WHAT THIS TASK INVOLVES: Extract the complete data exactly as given.

::::::::::

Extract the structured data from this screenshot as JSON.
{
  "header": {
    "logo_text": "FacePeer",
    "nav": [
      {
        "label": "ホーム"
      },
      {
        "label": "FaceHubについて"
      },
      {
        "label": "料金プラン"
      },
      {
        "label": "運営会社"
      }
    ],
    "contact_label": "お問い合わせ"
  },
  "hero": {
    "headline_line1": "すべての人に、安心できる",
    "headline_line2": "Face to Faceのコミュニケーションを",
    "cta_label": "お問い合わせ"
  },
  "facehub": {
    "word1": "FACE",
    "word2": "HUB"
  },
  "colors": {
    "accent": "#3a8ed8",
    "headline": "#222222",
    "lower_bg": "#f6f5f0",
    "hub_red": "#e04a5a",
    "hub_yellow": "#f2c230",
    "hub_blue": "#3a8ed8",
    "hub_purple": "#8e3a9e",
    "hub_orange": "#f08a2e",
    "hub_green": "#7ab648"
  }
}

::::::::::

SOLUTION TO THE EXERCISE:
Extract the structured data from this screenshot as JSON.
{
  "header": {
    "logo_text": "FacePeer",
    "nav": [
      {
        "label": "ホーム"
      },
      {
        "label": "FaceHubについて"
      },
      {
        "label": "料金プラン"
      },
      {
        "label": "運営会社"
      }
    ],
    "contact_label": "お問い合わせ"
  },
  "hero": {
    "headline_line1": "すべての人に、安心できる",
    "headline_line2": "Face to Faceのコミュニケーションを",
    "cta_label": "お問い合わせ"
  },
  "facehub": {
    "word1": "FACE",
    "word2": "HUB"
  },
  "colors": {
    "accent": "#3a8ed8",
    "headline": "#222222",
    "lower_bg": "#f6f5f0",
    "hub_red": "#e04a5a",
    "hub_yellow": "#f2c230",
    "hub_blue": "#3a8ed8",
    "hub_purple": "#8e3a9e",
    "hub_orange": "#f08a2e",
    "hub_green": "#7ab648"
  }
}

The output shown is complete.